Copy each line where the word "weaker" occurs.

# Extracted entries
────────────────────

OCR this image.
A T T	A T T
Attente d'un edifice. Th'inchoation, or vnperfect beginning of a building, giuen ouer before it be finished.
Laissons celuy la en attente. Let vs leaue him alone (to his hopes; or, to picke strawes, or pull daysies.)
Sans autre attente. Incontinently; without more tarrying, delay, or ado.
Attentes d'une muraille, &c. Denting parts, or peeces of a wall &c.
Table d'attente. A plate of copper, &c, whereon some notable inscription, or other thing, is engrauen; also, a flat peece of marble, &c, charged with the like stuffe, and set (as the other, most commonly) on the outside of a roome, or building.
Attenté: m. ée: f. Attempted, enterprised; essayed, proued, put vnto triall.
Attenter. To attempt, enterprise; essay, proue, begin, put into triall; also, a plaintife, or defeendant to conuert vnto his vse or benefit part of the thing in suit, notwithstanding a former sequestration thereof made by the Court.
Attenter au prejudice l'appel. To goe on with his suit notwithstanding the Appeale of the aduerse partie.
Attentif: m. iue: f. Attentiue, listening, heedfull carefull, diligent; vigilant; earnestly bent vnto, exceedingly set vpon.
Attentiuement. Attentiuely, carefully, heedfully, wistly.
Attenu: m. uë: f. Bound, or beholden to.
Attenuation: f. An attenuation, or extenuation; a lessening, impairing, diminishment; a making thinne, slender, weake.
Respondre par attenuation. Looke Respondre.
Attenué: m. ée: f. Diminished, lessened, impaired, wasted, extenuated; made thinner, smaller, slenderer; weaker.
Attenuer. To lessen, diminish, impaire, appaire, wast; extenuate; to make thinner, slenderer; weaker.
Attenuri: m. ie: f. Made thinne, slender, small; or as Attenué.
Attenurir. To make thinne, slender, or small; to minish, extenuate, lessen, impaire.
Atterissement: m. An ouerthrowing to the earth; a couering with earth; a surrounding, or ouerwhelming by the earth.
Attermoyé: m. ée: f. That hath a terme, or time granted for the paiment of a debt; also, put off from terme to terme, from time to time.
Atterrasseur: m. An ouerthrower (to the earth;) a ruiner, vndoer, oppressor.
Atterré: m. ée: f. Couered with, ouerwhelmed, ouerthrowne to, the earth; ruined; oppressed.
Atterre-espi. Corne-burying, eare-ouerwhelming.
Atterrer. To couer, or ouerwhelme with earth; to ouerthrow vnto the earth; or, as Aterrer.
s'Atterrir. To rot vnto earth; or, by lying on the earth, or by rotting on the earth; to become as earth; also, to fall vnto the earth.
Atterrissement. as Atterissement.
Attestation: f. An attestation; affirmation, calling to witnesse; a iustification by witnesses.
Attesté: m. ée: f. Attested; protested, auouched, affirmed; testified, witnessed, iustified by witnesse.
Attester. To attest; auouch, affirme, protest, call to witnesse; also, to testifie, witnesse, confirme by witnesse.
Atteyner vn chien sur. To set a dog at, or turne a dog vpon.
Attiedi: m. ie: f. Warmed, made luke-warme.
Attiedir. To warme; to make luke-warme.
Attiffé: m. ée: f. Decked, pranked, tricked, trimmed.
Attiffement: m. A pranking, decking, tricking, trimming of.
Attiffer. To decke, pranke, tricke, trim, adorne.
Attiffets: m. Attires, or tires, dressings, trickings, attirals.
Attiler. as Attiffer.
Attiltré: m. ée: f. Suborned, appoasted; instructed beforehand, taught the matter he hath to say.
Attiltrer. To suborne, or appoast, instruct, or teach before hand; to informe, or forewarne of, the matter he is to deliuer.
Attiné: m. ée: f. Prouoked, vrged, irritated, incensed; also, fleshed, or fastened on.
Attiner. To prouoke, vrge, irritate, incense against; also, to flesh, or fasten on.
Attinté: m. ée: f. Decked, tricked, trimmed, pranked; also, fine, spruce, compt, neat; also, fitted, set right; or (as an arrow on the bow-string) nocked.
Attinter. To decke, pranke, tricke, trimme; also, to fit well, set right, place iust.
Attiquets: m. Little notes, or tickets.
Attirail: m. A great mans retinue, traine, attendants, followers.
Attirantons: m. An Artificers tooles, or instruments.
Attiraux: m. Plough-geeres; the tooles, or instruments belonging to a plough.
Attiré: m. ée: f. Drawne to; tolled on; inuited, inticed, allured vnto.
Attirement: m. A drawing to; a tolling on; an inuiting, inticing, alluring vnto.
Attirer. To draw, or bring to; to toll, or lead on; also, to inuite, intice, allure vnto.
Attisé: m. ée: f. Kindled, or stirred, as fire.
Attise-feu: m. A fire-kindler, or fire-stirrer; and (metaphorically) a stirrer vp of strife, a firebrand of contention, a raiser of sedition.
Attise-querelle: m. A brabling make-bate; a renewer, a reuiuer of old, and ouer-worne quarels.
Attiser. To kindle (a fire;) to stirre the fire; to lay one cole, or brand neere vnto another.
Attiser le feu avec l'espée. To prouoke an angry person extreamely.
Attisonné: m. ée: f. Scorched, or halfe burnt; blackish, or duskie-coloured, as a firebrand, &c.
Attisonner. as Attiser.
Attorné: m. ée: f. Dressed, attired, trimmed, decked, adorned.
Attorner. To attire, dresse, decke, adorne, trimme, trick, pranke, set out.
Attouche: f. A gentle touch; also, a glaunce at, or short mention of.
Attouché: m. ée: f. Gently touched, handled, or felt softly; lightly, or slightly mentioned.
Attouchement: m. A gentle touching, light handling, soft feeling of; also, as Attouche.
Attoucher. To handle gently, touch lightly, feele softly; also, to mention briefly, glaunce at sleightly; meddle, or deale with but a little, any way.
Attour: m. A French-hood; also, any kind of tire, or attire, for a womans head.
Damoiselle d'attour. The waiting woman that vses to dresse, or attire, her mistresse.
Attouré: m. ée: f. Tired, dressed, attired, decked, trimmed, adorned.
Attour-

────────────────────

# Solution below
Attenué: m. ée: f. Diminished, lessened, impaired, wasted, extenuated; made thinner, smaller, slenderer; weaker.
Attenuer. To lessen, diminish, impaire, appaire, wast; extenuate; to make thinner, slenderer; weaker.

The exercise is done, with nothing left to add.